SET PROBLEM:
The entries below contain pictures. Retype everything except those pictures, exactly as given.

Collected data

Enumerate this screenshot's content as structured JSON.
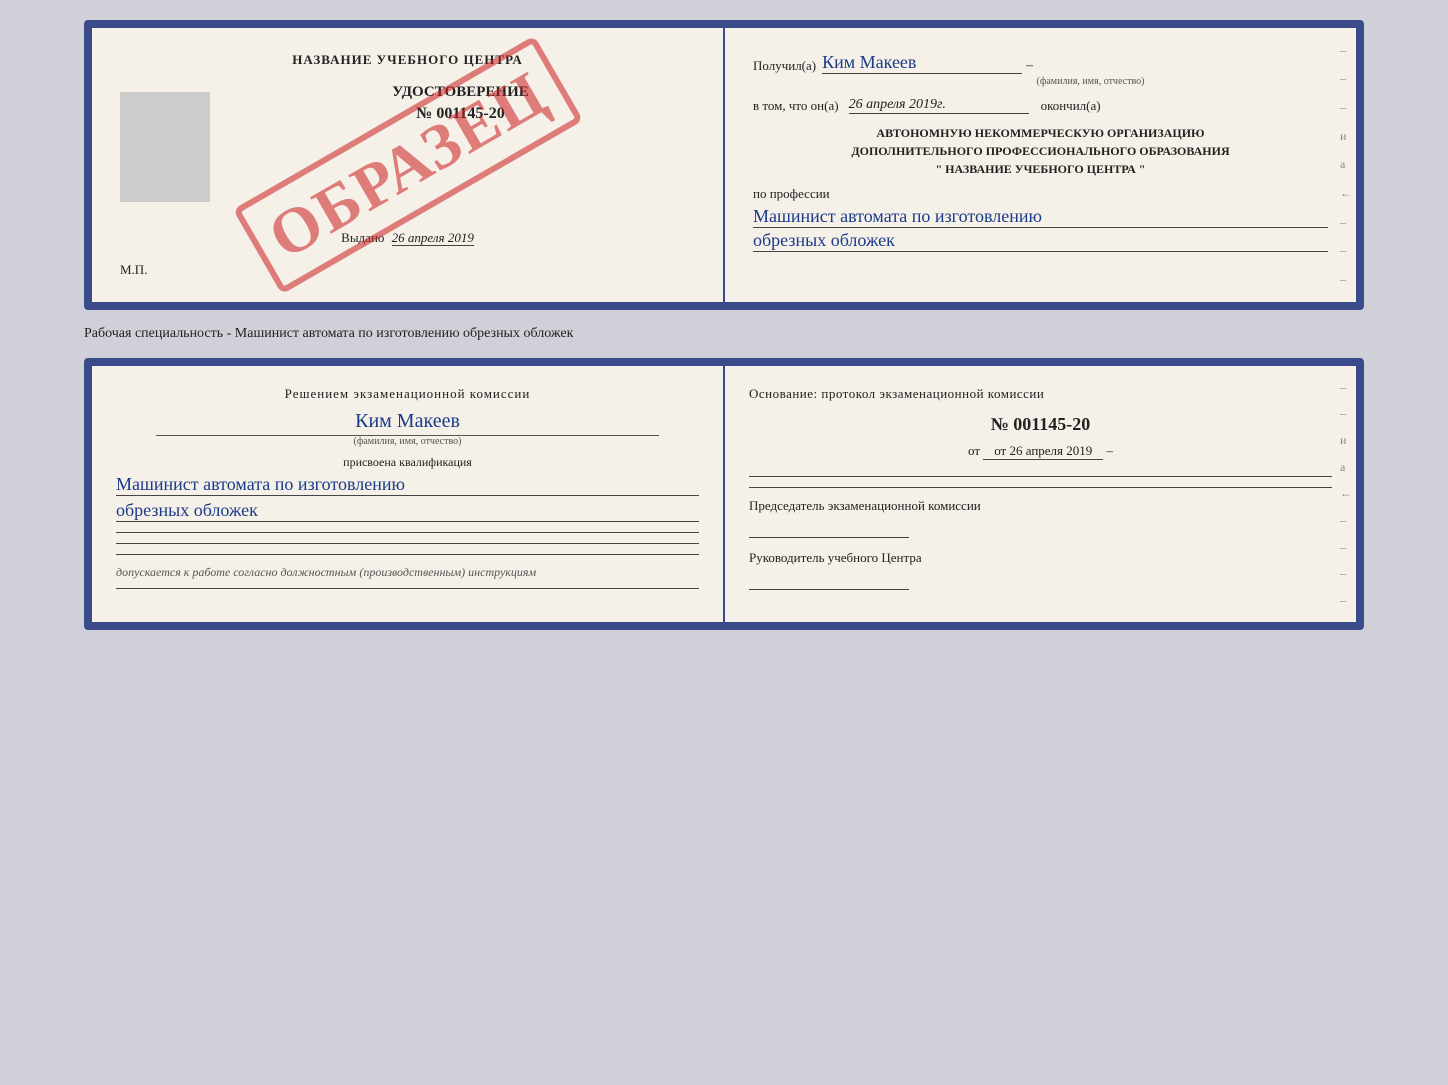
{
  "top_doc": {
    "left": {
      "center_title": "НАЗВАНИЕ УЧЕБНОГО ЦЕНТРА",
      "cert_label": "УДОСТОВЕРЕНИЕ",
      "cert_number": "№ 001145-20",
      "stamp_text": "ОБРАЗЕЦ",
      "issued_label": "Выдано",
      "issued_date": "26 апреля 2019",
      "mp_label": "М.П."
    },
    "right": {
      "received_label": "Получил(а)",
      "received_name": "Ким Макеев",
      "name_subtext": "(фамилия, имя, отчество)",
      "in_that_label": "в том, что он(а)",
      "date_value": "26 апреля 2019г.",
      "finished_label": "окончил(а)",
      "org_title_line1": "АВТОНОМНУЮ НЕКОММЕРЧЕСКУЮ ОРГАНИЗАЦИЮ",
      "org_title_line2": "ДОПОЛНИТЕЛЬНОГО ПРОФЕССИОНАЛЬНОГО ОБРАЗОВАНИЯ",
      "org_title_line3": "\"   НАЗВАНИЕ УЧЕБНОГО ЦЕНТРА   \"",
      "profession_label": "по профессии",
      "profession_value_1": "Машинист автомата по изготовлению",
      "profession_value_2": "обрезных обложек"
    }
  },
  "between_label": "Рабочая специальность - Машинист автомата по изготовлению обрезных обложек",
  "bottom_doc": {
    "left": {
      "decision_title": "Решением экзаменационной комиссии",
      "person_name": "Ким Макеев",
      "person_subtext": "(фамилия, имя, отчество)",
      "assigned_label": "присвоена квалификация",
      "qualification_1": "Машинист автомата по изготовлению",
      "qualification_2": "обрезных обложек",
      "allowed_text": "допускается к  работе согласно должностным (производственным) инструкциям"
    },
    "right": {
      "basis_label": "Основание: протокол экзаменационной комиссии",
      "protocol_number": "№  001145-20",
      "protocol_date": "от 26 апреля 2019",
      "chair_label": "Председатель экзаменационной комиссии",
      "head_label": "Руководитель учебного Центра"
    }
  },
  "side_dashes": [
    "–",
    "–",
    "–",
    "и",
    "a",
    "←",
    "–",
    "–",
    "–",
    "–"
  ]
}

ANSWER TO THE PROBLEM:
Enumerate this screenshot's content as structured JSON.
{
  "top_doc": {
    "left": {
      "center_title": "НАЗВАНИЕ УЧЕБНОГО ЦЕНТРА",
      "cert_label": "УДОСТОВЕРЕНИЕ",
      "cert_number": "№ 001145-20",
      "stamp_text": "ОБРАЗЕЦ",
      "issued_label": "Выдано",
      "issued_date": "26 апреля 2019",
      "mp_label": "М.П."
    },
    "right": {
      "received_label": "Получил(а)",
      "received_name": "Ким Макеев",
      "name_subtext": "(фамилия, имя, отчество)",
      "in_that_label": "в том, что он(а)",
      "date_value": "26 апреля 2019г.",
      "finished_label": "окончил(а)",
      "org_title_line1": "АВТОНОМНУЮ НЕКОММЕРЧЕСКУЮ ОРГАНИЗАЦИЮ",
      "org_title_line2": "ДОПОЛНИТЕЛЬНОГО ПРОФЕССИОНАЛЬНОГО ОБРАЗОВАНИЯ",
      "org_title_line3": "\"   НАЗВАНИЕ УЧЕБНОГО ЦЕНТРА   \"",
      "profession_label": "по профессии",
      "profession_value_1": "Машинист автомата по изготовлению",
      "profession_value_2": "обрезных обложек"
    }
  },
  "between_label": "Рабочая специальность - Машинист автомата по изготовлению обрезных обложек",
  "bottom_doc": {
    "left": {
      "decision_title": "Решением экзаменационной комиссии",
      "person_name": "Ким Макеев",
      "person_subtext": "(фамилия, имя, отчество)",
      "assigned_label": "присвоена квалификация",
      "qualification_1": "Машинист автомата по изготовлению",
      "qualification_2": "обрезных обложек",
      "allowed_text": "допускается к  работе согласно должностным (производственным) инструкциям"
    },
    "right": {
      "basis_label": "Основание: протокол экзаменационной комиссии",
      "protocol_number": "№  001145-20",
      "protocol_date": "от 26 апреля 2019",
      "chair_label": "Председатель экзаменационной комиссии",
      "head_label": "Руководитель учебного Центра"
    }
  },
  "side_dashes": [
    "–",
    "–",
    "–",
    "и",
    "a",
    "←",
    "–",
    "–",
    "–",
    "–"
  ]
}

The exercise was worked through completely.